● Activity
How many lines in the entries below include the string "pickles"? Answer with the number only.

Records excerpted from a collection

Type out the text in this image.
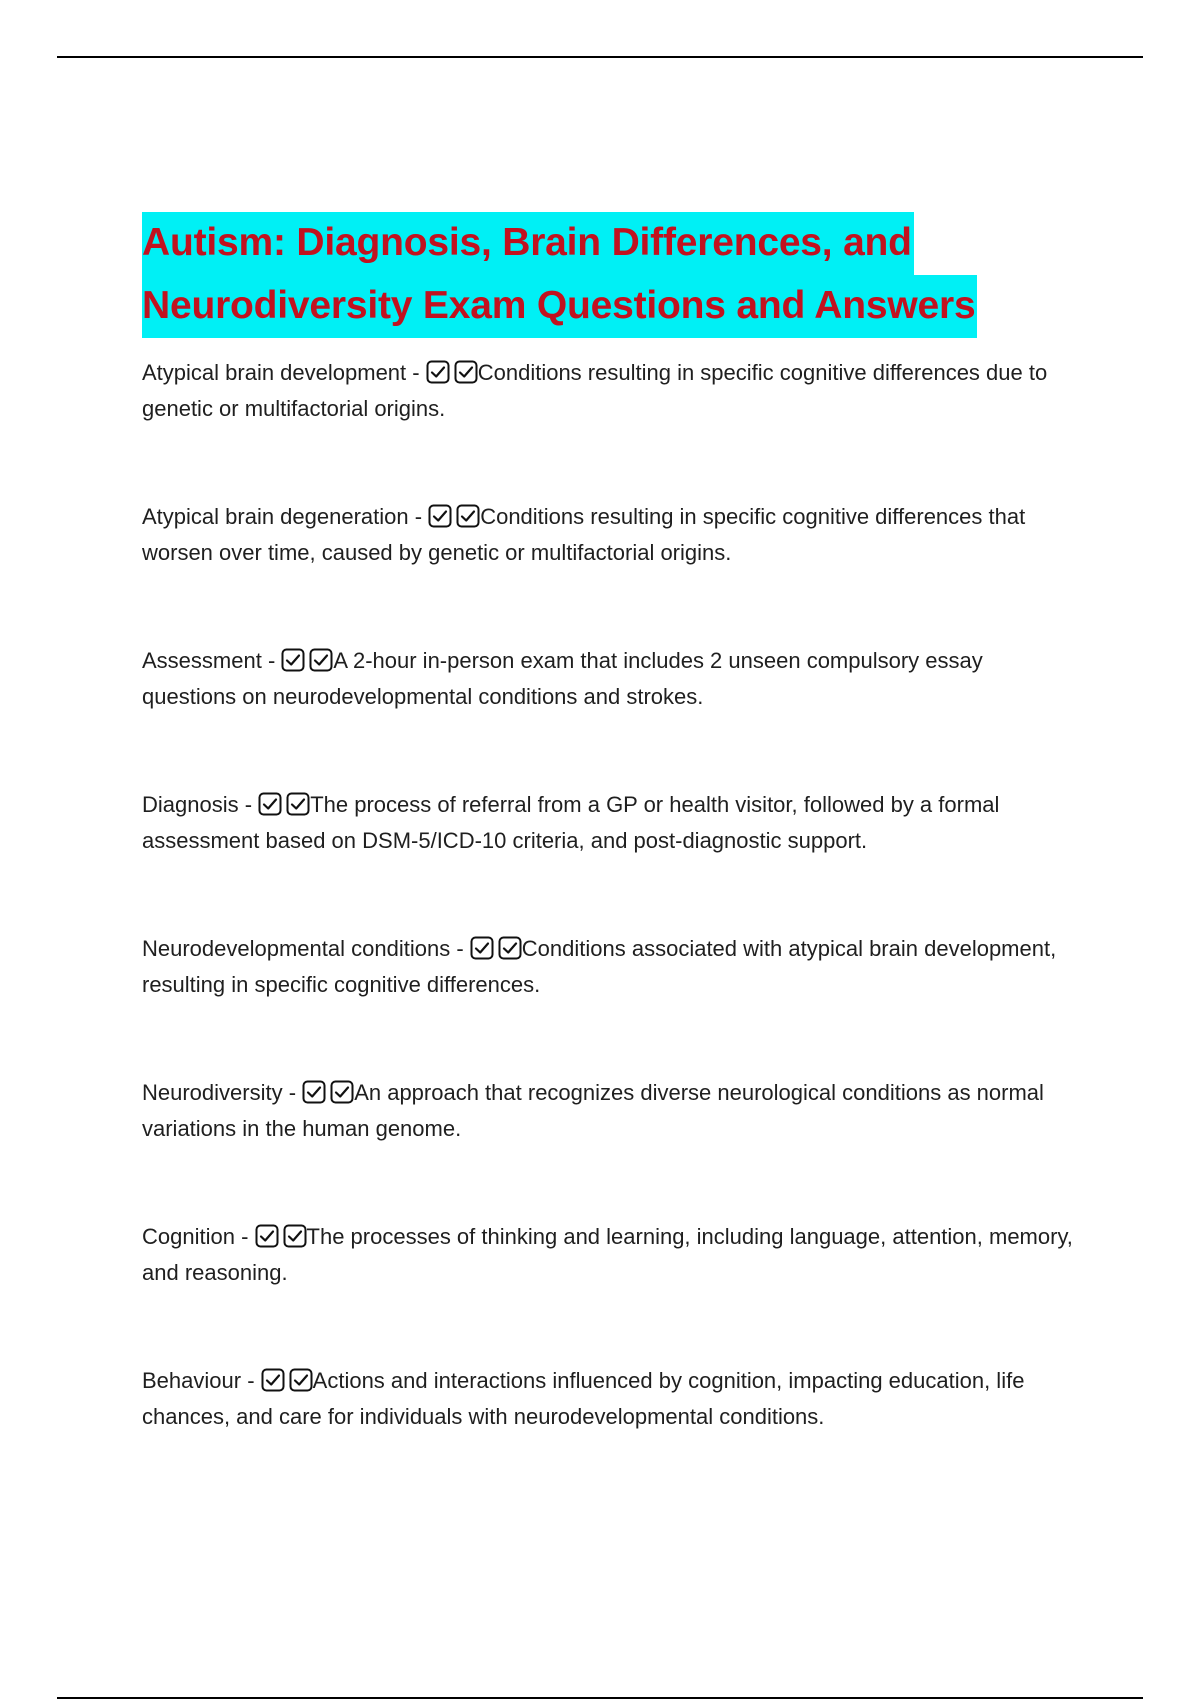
Autism: Diagnosis, Brain Differences, and
Neurodiversity Exam Questions and Answers
Atypical brain development -	Conditions resulting in specific cognitive differences due to genetic or multifactorial origins.
Atypical brain degeneration -	Conditions resulting in specific cognitive differences that worsen over time, caused by genetic or multifactorial origins.
Assessment -	A 2-hour in-person exam that includes 2 unseen compulsory essay questions on neurodevelopmental conditions and strokes.
Diagnosis -	The process of referral from a GP or health visitor, followed by a formal assessment based on DSM-5/ICD-10 criteria, and post-diagnostic support.
Neurodevelopmental conditions -	Conditions associated with atypical brain development, resulting in specific cognitive differences.
Neurodiversity -	An approach that recognizes diverse neurological conditions as normal variations in the human genome.
Cognition -	The processes of thinking and learning, including language, attention, memory, and reasoning.
Behaviour -	Actions and interactions influenced by cognition, impacting education, life chances, and care for individuals with neurodevelopmental conditions.
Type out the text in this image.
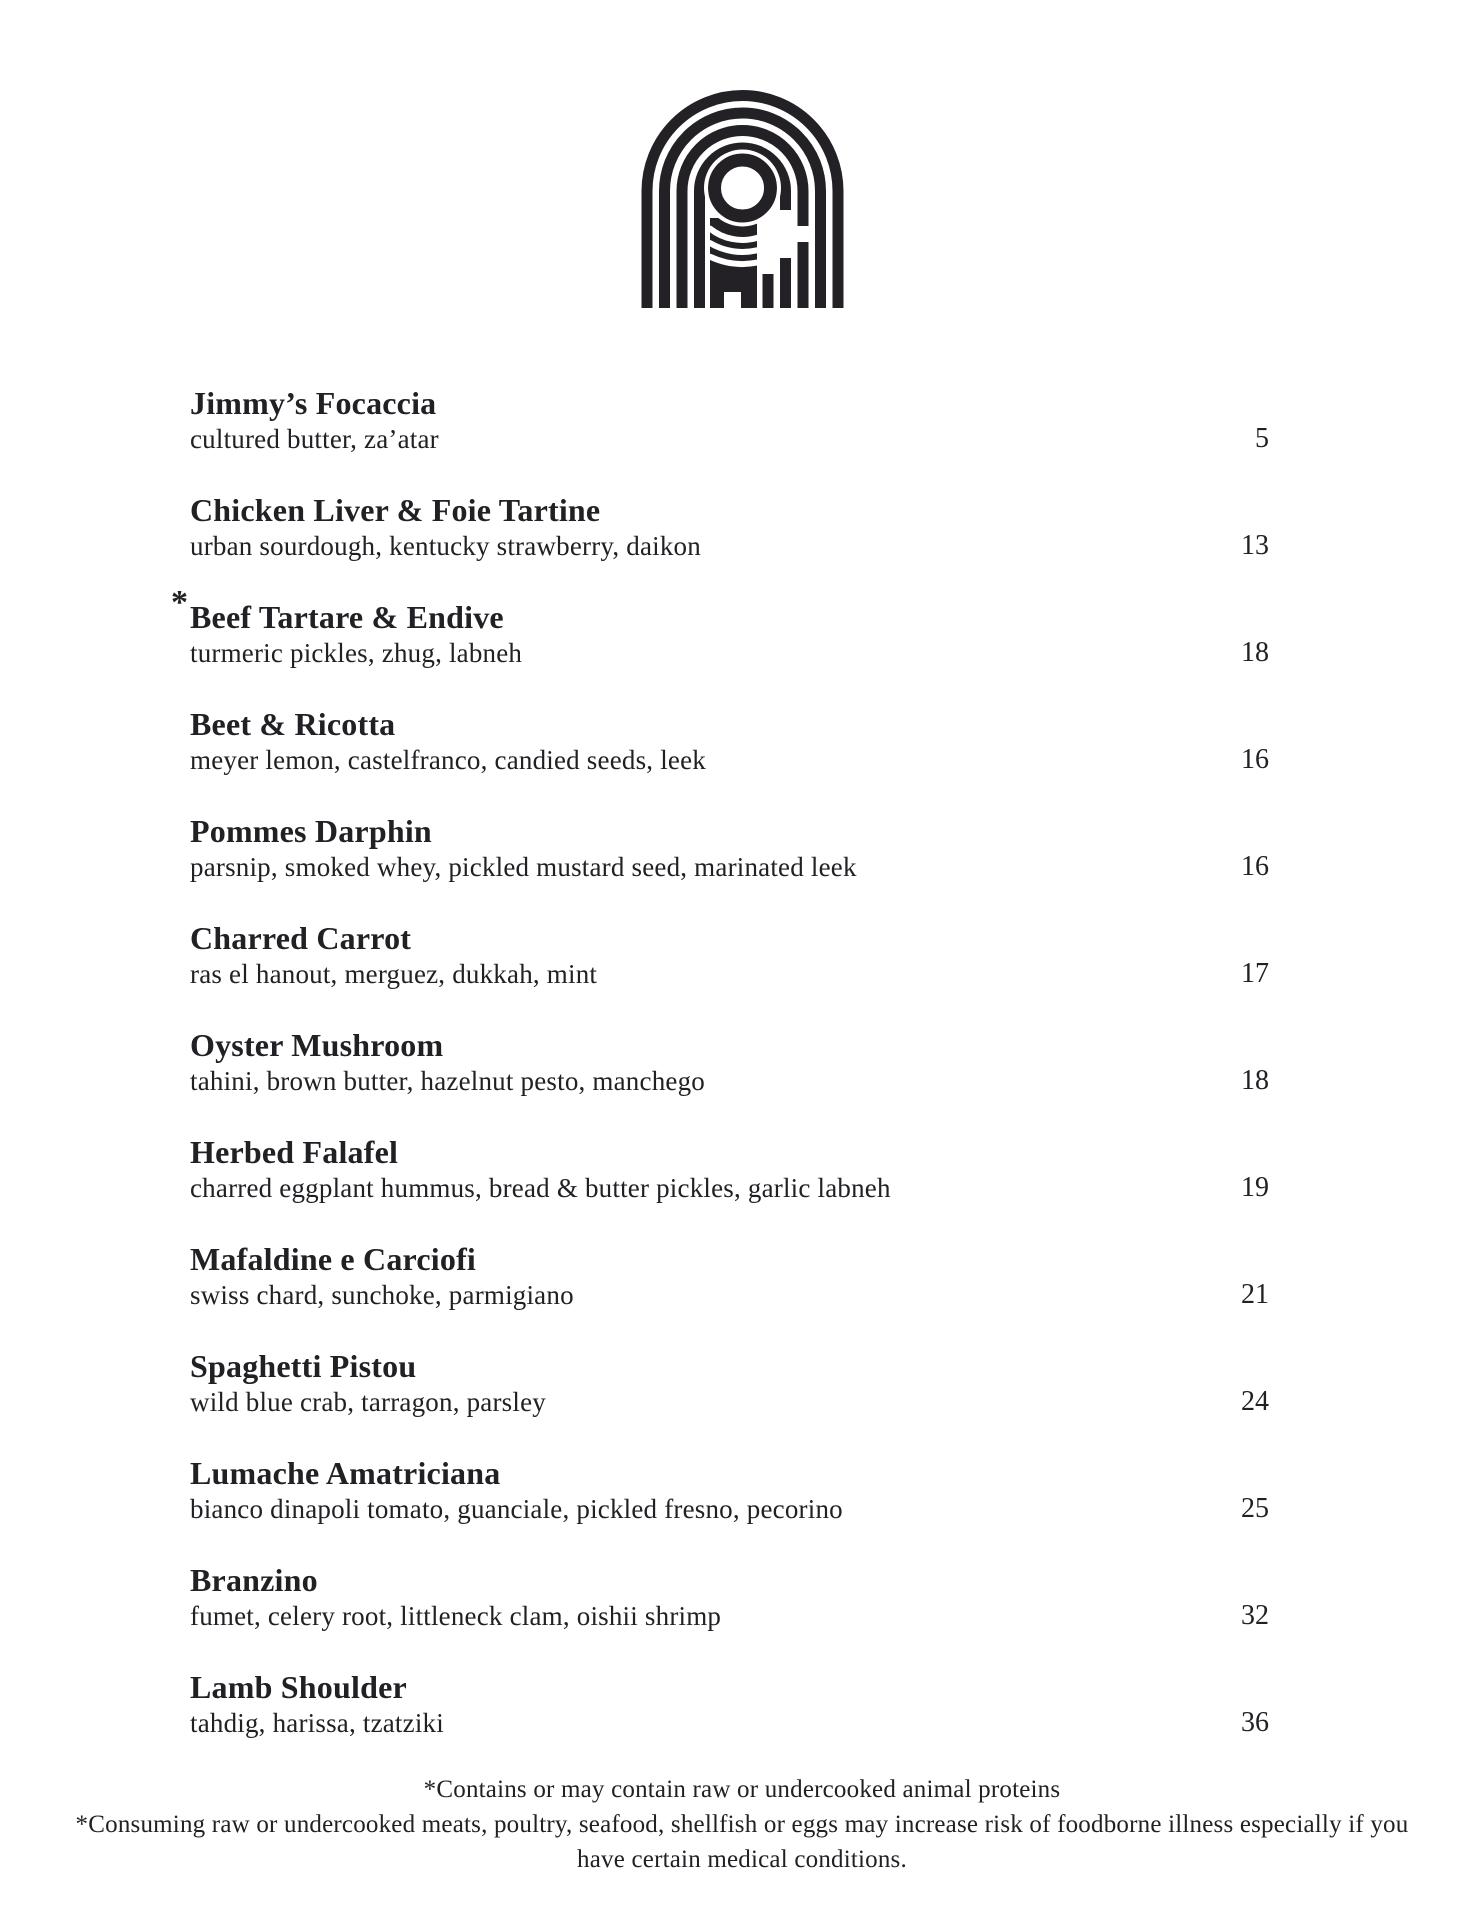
Jimmy’s Focaccia
cultured butter, za’atar	5
Chicken Liver & Foie Tartine
urban sourdough, kentucky strawberry, daikon	13
*Beef Tartare & Endive
turmeric pickles, zhug, labneh	18
Beet & Ricotta
meyer lemon, castelfranco, candied seeds, leek	16
Pommes Darphin
parsnip, smoked whey, pickled mustard seed, marinated leek	16
Charred Carrot
ras el hanout, merguez, dukkah, mint	17
Oyster Mushroom
tahini, brown butter, hazelnut pesto, manchego	18
Herbed Falafel
charred eggplant hummus, bread & butter pickles, garlic labneh	19
Mafaldine e Carciofi
swiss chard, sunchoke, parmigiano	21
Spaghetti Pistou
wild blue crab, tarragon, parsley	24
Lumache Amatriciana
bianco dinapoli tomato, guanciale, pickled fresno, pecorino	25
Branzino
fumet, celery root, littleneck clam, oishii shrimp	32
Lamb Shoulder
tahdig, harissa, tzatziki	36

*Contains or may contain raw or undercooked animal proteins

*Consuming raw or undercooked meats, poultry, seafood, shellfish or eggs may increase risk of foodborne illness especially if you have certain medical conditions.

● Reply to the task
2